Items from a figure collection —
>>>>

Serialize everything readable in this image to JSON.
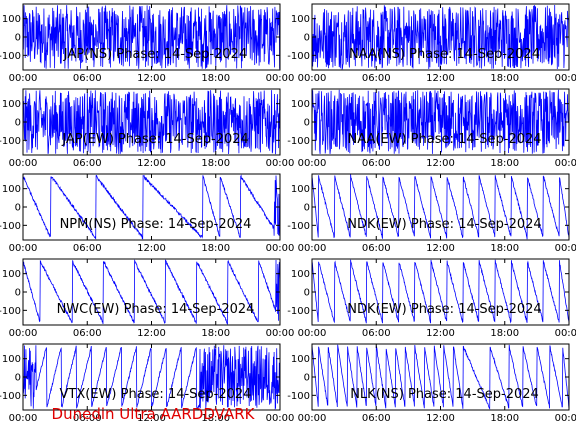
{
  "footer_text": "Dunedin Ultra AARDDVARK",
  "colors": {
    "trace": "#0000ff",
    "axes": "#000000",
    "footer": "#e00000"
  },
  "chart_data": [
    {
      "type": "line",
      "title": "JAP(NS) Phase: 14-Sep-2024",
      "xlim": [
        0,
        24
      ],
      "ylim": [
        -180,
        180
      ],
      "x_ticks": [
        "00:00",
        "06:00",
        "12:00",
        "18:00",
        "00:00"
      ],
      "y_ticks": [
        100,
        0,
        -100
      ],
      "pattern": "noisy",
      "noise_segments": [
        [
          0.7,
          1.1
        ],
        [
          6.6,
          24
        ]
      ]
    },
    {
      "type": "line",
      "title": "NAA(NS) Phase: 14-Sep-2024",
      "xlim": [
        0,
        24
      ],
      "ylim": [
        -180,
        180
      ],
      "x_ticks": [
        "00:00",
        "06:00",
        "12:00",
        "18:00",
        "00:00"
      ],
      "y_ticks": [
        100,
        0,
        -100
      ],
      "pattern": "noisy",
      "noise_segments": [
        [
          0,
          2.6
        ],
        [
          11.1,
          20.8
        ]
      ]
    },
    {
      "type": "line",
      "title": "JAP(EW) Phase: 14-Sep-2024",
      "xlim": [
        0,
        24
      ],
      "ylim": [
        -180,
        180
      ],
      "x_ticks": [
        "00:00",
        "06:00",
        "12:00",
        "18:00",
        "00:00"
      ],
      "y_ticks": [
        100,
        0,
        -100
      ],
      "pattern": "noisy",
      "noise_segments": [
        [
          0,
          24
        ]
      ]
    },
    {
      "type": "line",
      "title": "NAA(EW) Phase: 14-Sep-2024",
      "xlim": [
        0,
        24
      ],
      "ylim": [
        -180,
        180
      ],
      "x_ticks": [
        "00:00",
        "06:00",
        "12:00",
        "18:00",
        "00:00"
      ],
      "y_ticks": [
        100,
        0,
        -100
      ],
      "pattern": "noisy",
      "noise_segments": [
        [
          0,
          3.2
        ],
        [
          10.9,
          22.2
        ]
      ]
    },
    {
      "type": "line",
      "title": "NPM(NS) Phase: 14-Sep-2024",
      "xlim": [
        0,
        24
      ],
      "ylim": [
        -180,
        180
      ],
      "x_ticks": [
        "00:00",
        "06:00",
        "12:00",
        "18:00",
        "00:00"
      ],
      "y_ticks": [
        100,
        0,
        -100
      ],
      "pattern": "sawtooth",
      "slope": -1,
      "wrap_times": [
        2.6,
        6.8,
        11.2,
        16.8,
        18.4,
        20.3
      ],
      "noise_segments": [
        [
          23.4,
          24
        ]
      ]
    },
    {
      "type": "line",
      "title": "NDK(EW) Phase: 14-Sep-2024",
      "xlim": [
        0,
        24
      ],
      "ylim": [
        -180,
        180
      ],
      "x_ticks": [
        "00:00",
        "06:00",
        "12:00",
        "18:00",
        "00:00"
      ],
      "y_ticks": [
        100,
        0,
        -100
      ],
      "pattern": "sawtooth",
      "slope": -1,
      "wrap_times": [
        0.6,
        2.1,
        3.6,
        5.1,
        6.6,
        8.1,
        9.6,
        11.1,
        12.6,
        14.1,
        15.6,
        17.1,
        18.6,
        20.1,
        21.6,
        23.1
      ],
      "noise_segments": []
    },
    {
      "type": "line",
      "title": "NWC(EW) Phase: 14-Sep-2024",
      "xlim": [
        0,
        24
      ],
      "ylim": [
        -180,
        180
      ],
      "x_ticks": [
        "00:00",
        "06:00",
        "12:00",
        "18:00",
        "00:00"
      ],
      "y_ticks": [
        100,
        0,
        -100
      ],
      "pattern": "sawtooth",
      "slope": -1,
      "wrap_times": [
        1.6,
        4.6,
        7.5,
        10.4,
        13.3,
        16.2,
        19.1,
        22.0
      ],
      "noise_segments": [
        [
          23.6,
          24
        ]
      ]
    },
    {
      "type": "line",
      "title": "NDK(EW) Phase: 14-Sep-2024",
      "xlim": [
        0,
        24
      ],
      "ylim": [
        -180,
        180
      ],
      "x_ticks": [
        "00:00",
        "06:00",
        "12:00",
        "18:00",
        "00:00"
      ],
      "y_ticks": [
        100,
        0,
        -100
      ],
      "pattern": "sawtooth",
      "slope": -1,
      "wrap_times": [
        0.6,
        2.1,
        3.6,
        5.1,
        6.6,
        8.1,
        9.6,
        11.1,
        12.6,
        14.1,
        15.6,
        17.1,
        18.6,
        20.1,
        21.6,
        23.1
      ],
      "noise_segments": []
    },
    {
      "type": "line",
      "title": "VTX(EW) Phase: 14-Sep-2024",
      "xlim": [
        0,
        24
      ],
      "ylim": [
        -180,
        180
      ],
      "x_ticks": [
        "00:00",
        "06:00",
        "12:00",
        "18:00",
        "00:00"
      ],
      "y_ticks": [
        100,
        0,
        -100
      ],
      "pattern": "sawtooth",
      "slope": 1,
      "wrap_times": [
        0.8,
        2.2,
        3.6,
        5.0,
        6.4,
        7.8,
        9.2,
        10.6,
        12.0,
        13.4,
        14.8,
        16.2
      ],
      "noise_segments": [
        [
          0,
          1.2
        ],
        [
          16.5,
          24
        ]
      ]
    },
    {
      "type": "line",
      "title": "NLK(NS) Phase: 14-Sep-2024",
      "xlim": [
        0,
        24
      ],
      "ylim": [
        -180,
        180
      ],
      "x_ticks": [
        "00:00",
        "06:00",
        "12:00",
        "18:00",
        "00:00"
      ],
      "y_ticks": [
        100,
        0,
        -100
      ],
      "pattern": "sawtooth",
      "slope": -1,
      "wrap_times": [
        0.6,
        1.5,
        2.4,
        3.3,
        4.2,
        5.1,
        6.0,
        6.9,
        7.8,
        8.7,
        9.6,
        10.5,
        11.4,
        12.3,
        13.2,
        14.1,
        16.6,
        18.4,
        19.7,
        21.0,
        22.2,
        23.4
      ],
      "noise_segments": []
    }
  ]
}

<<<<
>>>>

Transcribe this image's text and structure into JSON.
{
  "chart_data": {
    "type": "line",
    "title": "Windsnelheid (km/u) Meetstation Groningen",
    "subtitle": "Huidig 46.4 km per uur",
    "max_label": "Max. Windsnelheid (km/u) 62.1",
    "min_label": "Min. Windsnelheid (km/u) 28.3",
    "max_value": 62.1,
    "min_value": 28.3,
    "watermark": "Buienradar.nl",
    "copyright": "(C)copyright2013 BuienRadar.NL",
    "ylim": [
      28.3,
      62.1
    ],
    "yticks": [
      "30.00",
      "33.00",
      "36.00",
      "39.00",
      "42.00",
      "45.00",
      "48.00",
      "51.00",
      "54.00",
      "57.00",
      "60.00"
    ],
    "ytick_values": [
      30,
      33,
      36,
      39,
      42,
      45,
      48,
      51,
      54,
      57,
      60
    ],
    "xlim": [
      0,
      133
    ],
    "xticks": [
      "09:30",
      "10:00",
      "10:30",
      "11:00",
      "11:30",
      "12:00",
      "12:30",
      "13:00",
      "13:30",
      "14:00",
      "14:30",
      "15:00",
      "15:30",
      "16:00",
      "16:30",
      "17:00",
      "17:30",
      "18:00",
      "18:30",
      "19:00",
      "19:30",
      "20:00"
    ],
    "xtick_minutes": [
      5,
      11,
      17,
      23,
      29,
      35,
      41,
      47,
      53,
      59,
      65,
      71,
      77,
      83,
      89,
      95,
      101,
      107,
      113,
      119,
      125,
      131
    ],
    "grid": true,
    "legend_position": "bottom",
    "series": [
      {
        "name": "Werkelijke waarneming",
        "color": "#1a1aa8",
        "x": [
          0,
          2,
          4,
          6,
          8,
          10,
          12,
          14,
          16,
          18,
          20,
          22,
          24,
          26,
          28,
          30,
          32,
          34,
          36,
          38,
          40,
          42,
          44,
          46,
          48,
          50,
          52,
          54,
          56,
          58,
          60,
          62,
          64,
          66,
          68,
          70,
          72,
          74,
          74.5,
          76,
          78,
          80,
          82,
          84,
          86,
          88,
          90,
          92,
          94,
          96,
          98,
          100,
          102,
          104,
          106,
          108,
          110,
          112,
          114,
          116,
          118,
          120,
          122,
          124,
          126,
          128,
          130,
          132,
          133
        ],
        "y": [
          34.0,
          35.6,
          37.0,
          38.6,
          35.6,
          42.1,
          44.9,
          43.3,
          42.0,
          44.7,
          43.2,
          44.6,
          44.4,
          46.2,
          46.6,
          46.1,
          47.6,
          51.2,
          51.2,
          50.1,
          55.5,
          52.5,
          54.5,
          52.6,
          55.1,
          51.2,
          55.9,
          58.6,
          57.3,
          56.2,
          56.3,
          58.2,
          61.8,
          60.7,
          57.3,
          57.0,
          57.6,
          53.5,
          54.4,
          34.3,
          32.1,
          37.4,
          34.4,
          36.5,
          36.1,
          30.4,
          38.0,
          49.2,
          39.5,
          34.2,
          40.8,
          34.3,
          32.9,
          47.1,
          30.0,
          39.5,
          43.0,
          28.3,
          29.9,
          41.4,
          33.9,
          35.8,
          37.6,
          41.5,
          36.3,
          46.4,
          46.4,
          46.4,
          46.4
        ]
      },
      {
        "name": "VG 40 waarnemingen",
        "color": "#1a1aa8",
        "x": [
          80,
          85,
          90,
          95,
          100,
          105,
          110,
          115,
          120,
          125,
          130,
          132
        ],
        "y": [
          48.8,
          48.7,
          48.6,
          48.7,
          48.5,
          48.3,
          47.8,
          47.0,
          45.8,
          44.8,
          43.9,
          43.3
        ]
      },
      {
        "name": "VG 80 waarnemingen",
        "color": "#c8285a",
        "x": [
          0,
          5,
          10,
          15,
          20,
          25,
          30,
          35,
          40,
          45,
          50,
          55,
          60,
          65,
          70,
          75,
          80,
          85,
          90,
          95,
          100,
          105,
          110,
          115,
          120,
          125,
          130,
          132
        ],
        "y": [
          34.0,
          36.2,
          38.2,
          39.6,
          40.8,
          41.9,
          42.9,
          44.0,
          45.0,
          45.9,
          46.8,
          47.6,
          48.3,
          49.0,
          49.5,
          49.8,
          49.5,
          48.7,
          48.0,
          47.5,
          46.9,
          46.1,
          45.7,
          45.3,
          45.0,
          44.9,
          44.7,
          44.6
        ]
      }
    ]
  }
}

<<<<

SHORT TASK — Copy each line holding the word "waarnemingen" from the listing above.

FINISHED EXERCISE —
        "name": "VG 40 waarnemingen",
        "name": "VG 80 waarnemingen",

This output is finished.